In the material below, identify each line bearing the word "SAND". Reproduce those lines.

[Stored dataset items]

────────────────────────────────────────

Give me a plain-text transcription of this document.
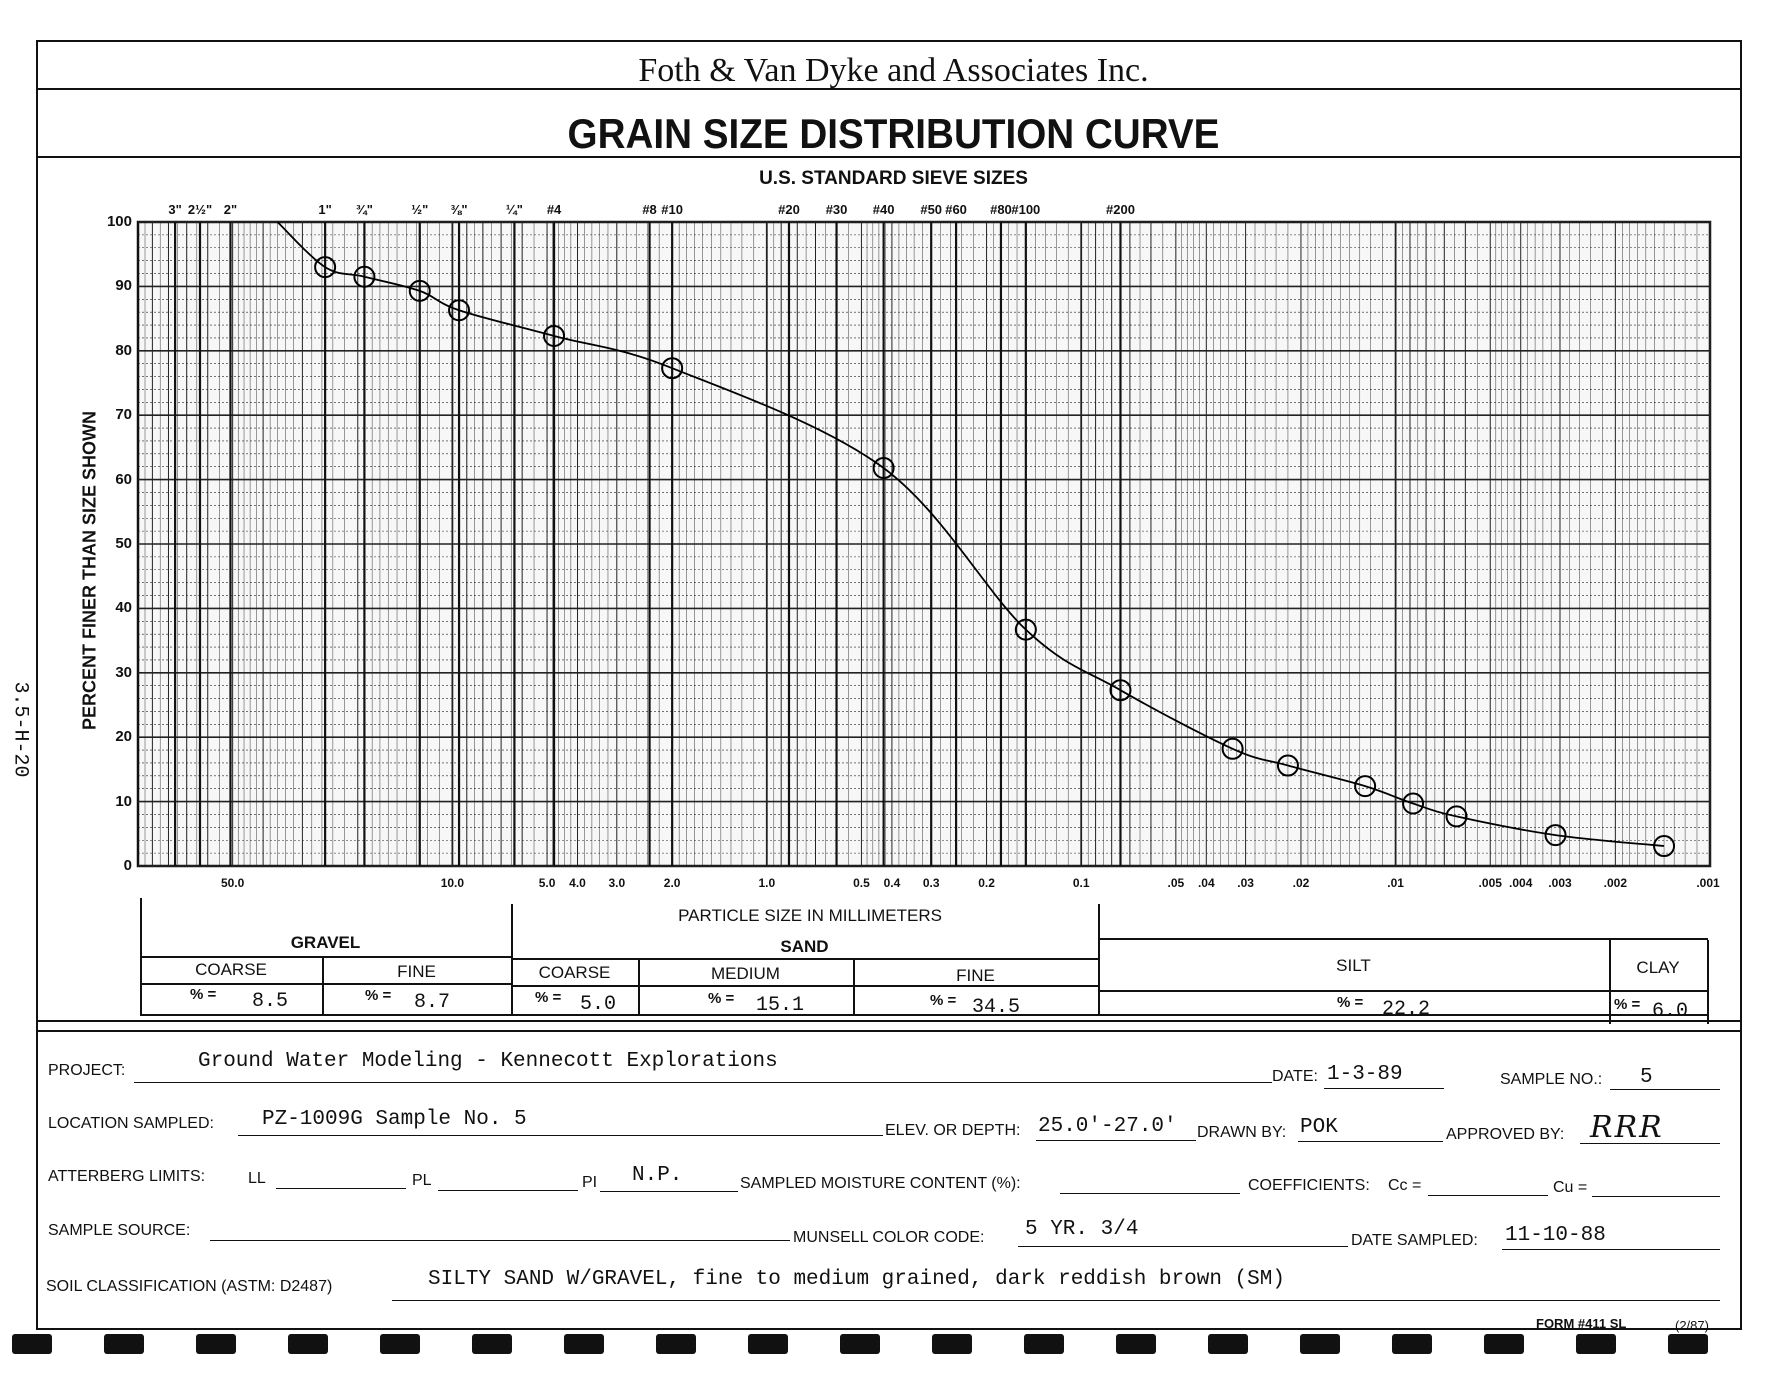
Foth & Van Dyke and Associates Inc.
GRAIN SIZE DISTRIBUTION CURVE
U.S. STANDARD SIEVE SIZES
PERCENT FINER THAN SIZE SHOWN
3.5-H-20
0
10
20
30
40
50
60
70
80
90
100
3" 2½" 2"	1" ¾"	½" ⅜"	¼" #4	#8 #10	#20 #30 #40 #50 #60 #80 #100	#200
50.0	10.0	5.0 4.0 3.0	2.0	1.0	0.5 0.4 0.3	0.2	0.1	.05 .04 .03	.02	.01	.005 .004 .003	.002	.001
PARTICLE SIZE IN MILLIMETERS
GRAVEL	SAND
SILT	CLAY
COARSE	FINE	COARSE	MEDIUM	FINE
% = 8.5	% = 8.7	% = 5.0	% = 15.1	% = 34.5	% = 22.2	% = 6.0
PROJECT:	Ground Water Modeling - Kennecott Explorations
DATE: 1-3-89	SAMPLE NO.: 5
LOCATION SAMPLED: PZ-1009G Sample No. 5	ELEV. OR DEPTH: 25.0'-27.0' DRAWN BY: POK	APPROVED BY: RRR
ATTERBERG LIMITS:	LL	PL	PI N.P.	SAMPLED MOISTURE CONTENT (%):	COEFFICIENTS: Cc =	Cu =
SAMPLE SOURCE:	MUNSELL COLOR CODE: 5 YR. 3/4	DATE SAMPLED: 11-10-88
SOIL CLASSIFICATION (ASTM: D2487)	SILTY SAND W/GRAVEL, fine to medium grained, dark reddish brown (SM)
FORM #411 SL	(2/87)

────────────────────────────────────────

• _REPLY TO THE TASK_
GRAVEL	SAND
SOIL CLASSIFICATION (ASTM: D2487)	SILTY SAND W/GRAVEL, fine to medium grained, dark reddish brown (SM)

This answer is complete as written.